→ **STATED PROBLEM**
Return each line of the data below verbatim; pictures are to be left out.

══════

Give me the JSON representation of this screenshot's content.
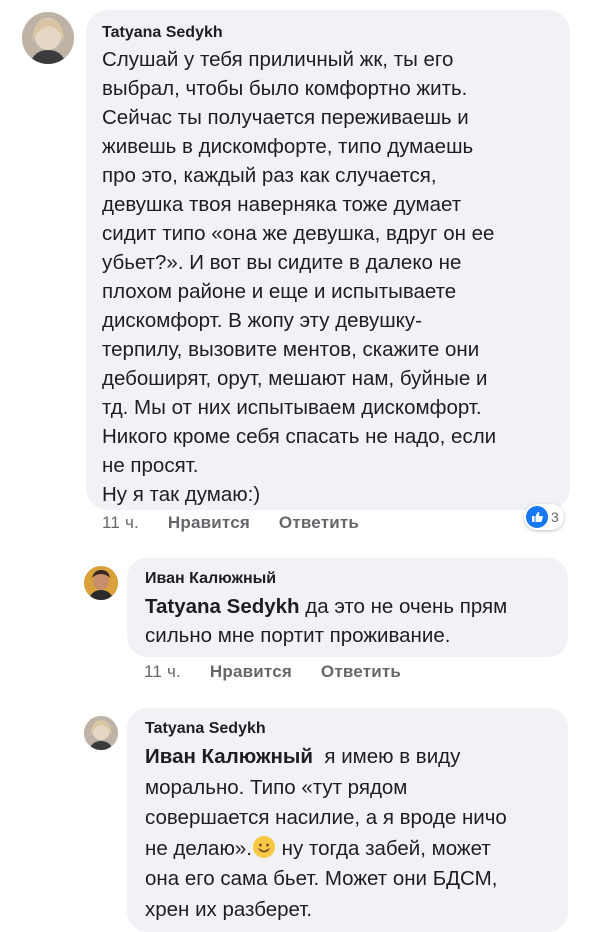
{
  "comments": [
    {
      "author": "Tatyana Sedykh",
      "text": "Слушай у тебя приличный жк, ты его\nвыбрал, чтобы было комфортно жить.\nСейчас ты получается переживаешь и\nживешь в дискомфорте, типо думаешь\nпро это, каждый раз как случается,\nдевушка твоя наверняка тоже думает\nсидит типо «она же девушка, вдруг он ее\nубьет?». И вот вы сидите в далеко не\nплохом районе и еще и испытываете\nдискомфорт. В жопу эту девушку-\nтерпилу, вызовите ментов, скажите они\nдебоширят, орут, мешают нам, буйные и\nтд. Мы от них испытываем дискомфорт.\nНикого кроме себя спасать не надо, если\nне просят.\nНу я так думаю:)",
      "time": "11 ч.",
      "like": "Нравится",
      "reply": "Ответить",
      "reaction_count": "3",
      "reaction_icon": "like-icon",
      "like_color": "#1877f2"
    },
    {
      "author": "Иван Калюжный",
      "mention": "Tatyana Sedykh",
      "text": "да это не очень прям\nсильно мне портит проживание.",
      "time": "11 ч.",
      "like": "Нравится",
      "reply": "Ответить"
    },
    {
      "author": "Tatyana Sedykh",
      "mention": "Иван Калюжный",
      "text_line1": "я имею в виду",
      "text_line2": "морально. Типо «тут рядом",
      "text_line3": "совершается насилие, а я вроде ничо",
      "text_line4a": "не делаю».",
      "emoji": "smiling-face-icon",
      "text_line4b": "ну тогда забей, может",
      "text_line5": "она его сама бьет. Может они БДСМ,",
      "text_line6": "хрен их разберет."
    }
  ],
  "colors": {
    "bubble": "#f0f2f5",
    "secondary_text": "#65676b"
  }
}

══════

→ **FINAL ANSWER**
Give me the JSON representation of this screenshot's content.
{
  "comments": [
    {
      "author": "Tatyana Sedykh",
      "text": "Слушай у тебя приличный жк, ты его\nвыбрал, чтобы было комфортно жить.\nСейчас ты получается переживаешь и\nживешь в дискомфорте, типо думаешь\nпро это, каждый раз как случается,\nдевушка твоя наверняка тоже думает\nсидит типо «она же девушка, вдруг он ее\nубьет?». И вот вы сидите в далеко не\nплохом районе и еще и испытываете\nдискомфорт. В жопу эту девушку-\nтерпилу, вызовите ментов, скажите они\nдебоширят, орут, мешают нам, буйные и\nтд. Мы от них испытываем дискомфорт.\nНикого кроме себя спасать не надо, если\nне просят.\nНу я так думаю:)",
      "time": "11 ч.",
      "like": "Нравится",
      "reply": "Ответить",
      "reaction_count": "3",
      "reaction_icon": "like-icon",
      "like_color": "#1877f2"
    },
    {
      "author": "Иван Калюжный",
      "mention": "Tatyana Sedykh",
      "text": "да это не очень прям\nсильно мне портит проживание.",
      "time": "11 ч.",
      "like": "Нравится",
      "reply": "Ответить"
    },
    {
      "author": "Tatyana Sedykh",
      "mention": "Иван Калюжный",
      "text_line1": "я имею в виду",
      "text_line2": "морально. Типо «тут рядом",
      "text_line3": "совершается насилие, а я вроде ничо",
      "text_line4a": "не делаю».",
      "emoji": "smiling-face-icon",
      "text_line4b": "ну тогда забей, может",
      "text_line5": "она его сама бьет. Может они БДСМ,",
      "text_line6": "хрен их разберет."
    }
  ],
  "colors": {
    "bubble": "#f0f2f5",
    "secondary_text": "#65676b"
  }
}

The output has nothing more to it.